--- Start MATERIALS PROVIDED ---

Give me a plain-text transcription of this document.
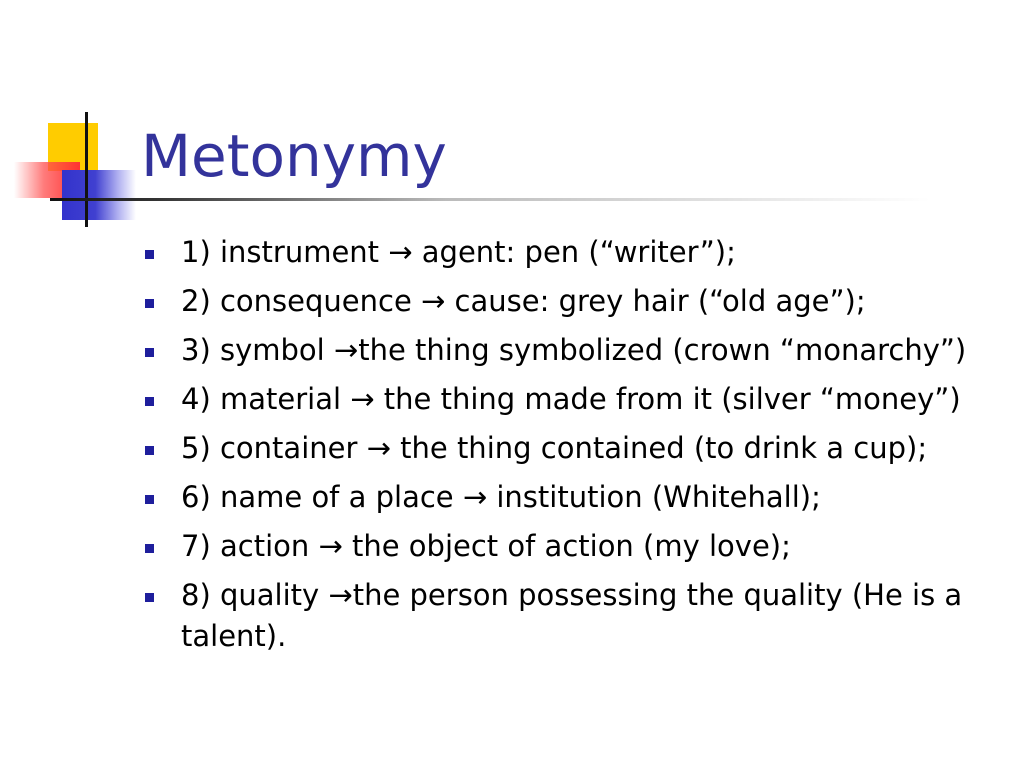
Metonymy
1) instrument → agent: pen (“writer”);
2) consequence → cause: grey hair (“old age”);
3) symbol →the thing symbolized (crown “monarchy”)
4) material → the thing made from it (silver “money”)
5) container → the thing contained (to drink a cup);
6) name of a place → institution (Whitehall);
7) action → the object of action (my love);
8) quality →the person possessing the quality (He is a talent).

--- End MATERIALS PROVIDED ---

# [WRITTEN INSTRUCTION]
Every entry should be returned exactly as written, minus the pictures.

# [RESULT FOR THIS TASK]
Give me a plain-text transcription of this document.
Metonymy
1) instrument → agent: pen (“writer”);
2) consequence → cause: grey hair (“old age”);
3) symbol →the thing symbolized (crown “monarchy”)
4) material → the thing made from it (silver “money”)
5) container → the thing contained (to drink a cup);
6) name of a place → institution (Whitehall);
7) action → the object of action (my love);
8) quality →the person possessing the quality (He is a talent).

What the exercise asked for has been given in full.